Saved entries:
════════════════════
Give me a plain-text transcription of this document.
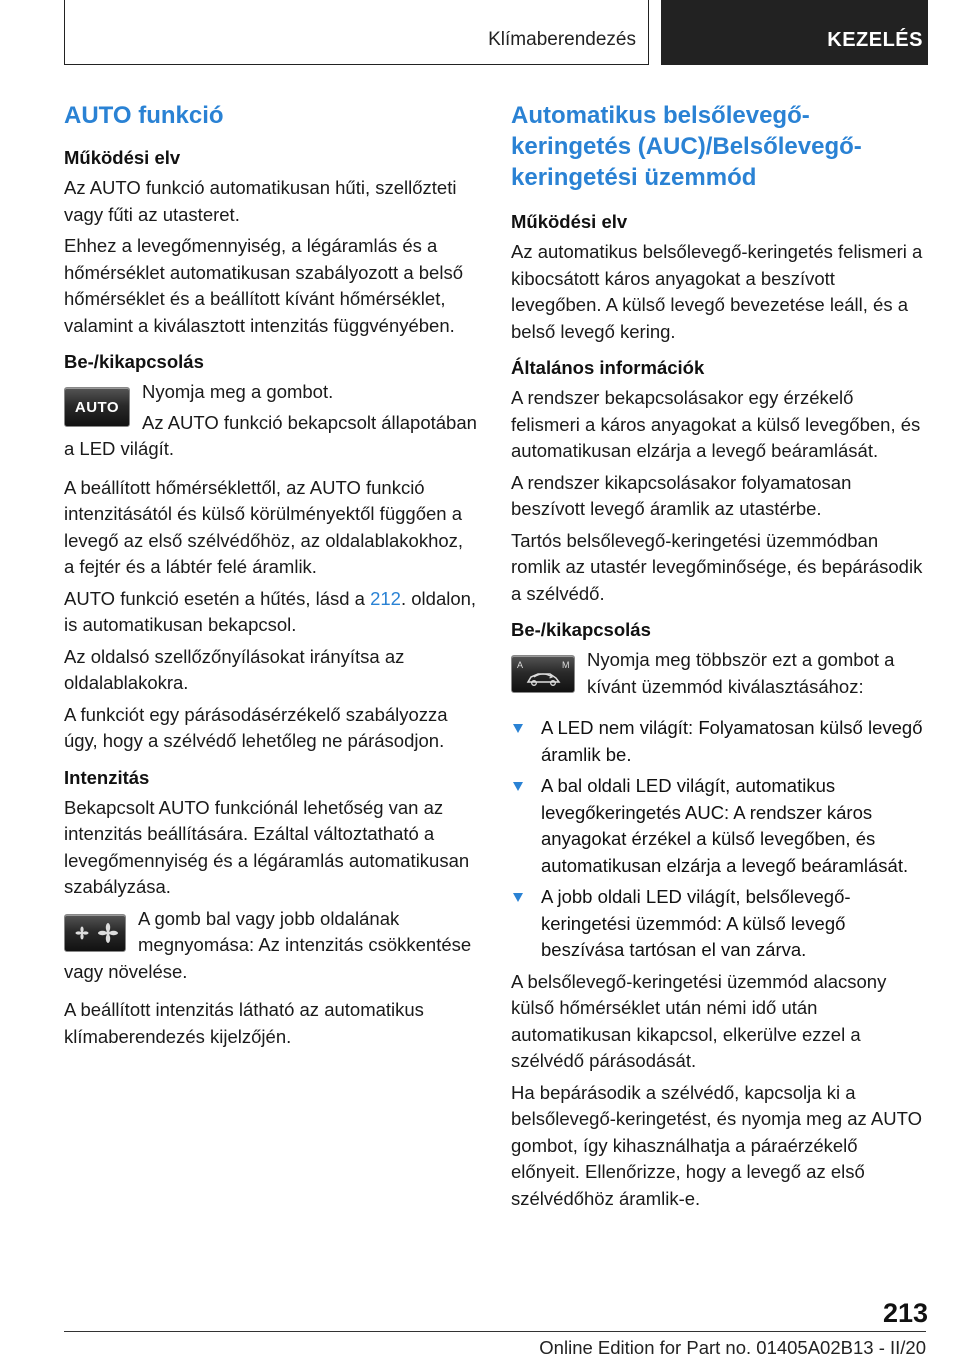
Klímaberendezés	KEZELÉS
AUTO funkció
Működési elv

Az AUTO funkció automatikusan hűti, szellőzteti vagy fűti az utasteret.

Ehhez a levegőmennyiség, a légáramlás és a hőmérséklet automatikusan szabályozott a belső hőmérséklet és a beállított kívánt hőmérséklet, valamint a kiválasztott intenzitás függvényében.

Be-/kikapcsolás
AUTO

Nyomja meg a gombot.

Az AUTO funkció bekapcsolt állapotában a LED világít.

A beállított hőmérséklettől, az AUTO funkció intenzitásától és külső körülményektől függően a levegő az első szélvédőhöz, az oldalablakokhoz, a fejtér és a lábtér felé áramlik.

AUTO funkció esetén a hűtés, lásd a 212. oldalon, is automatikusan bekapcsol.

Az oldalsó szellőzőnyílásokat irányítsa az oldalablakokra.

A funkciót egy párásodásérzékelő szabályozza úgy, hogy a szélvédő lehetőleg ne párásodjon.

Intenzitás

Bekapcsolt AUTO funkciónál lehetőség van az intenzitás beállítására. Ezáltal változtatható a levegőmennyiség és a légáramlás automatikusan szabályzása.

A gomb bal vagy jobb oldalának megnyomása: Az intenzitás csökkentése vagy növelése.

A beállított intenzitás látható az automatikus klímaberendezés kijelzőjén.

Automatikus belsőlevegő-keringetés (AUC)/Belsőlevegő-keringetési üzemmód
Működési elv

Az automatikus belsőlevegő-keringetés felismeri a kibocsátott káros anyagokat a beszívott levegőben. A külső levegő bevezetése leáll, és a belső levegő kering.

Általános információk

A rendszer bekapcsolásakor egy érzékelő felismeri a káros anyagokat a külső levegőben, és automatikusan elzárja a levegő beáramlását.

A rendszer kikapcsolásakor folyamatosan beszívott levegő áramlik az utastérbe.

Tartós belsőlevegő-keringetési üzemmódban romlik az utastér levegőminősége, és bepárásodik a szélvédő.

Be-/kikapcsolás
A	M Nyomja meg többször ezt a gombot a kívánt üzemmód kiválasztásához:

A LED nem világít: Folyamatosan külső levegő áramlik be.
A bal oldali LED világít, automatikus levegőkeringetés AUC: A rendszer káros anyagokat érzékel a külső levegőben, és automatikusan elzárja a levegő beáramlását.
A jobb oldali LED világít, belsőlevegő-keringetési üzemmód: A külső levegő beszívása tartósan el van zárva.

A belsőlevegő-keringetési üzemmód alacsony külső hőmérséklet után némi idő után automatikusan kikapcsol, elkerülve ezzel a szélvédő párásodását.

Ha bepárásodik a szélvédő, kapcsolja ki a belsőlevegő-keringetést, és nyomja meg az AUTO gombot, így kihasználhatja a páraérzékelő előnyeit. Ellenőrizze, hogy a levegő az első szélvédőhöz áramlik-e.

213
Online Edition for Part no. 01405A02B13 - II/20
════════════════════
**Problem statement**
Copy each line that contains the word "levegőben".

**Result for this task**
Az automatikus belsőlevegő-keringetés felismeri a kibocsátott káros anyagokat a beszívott levegőben. A külső levegő bevezetése leáll, és a belső levegő kering.
A rendszer bekapcsolásakor egy érzékelő felismeri a káros anyagokat a külső levegőben, és automatikusan elzárja a levegő beáramlását.
A bal oldali LED világít, automatikus levegőkeringetés AUC: A rendszer káros anyagokat érzékel a külső levegőben, és automatikusan elzárja a levegő beáramlását.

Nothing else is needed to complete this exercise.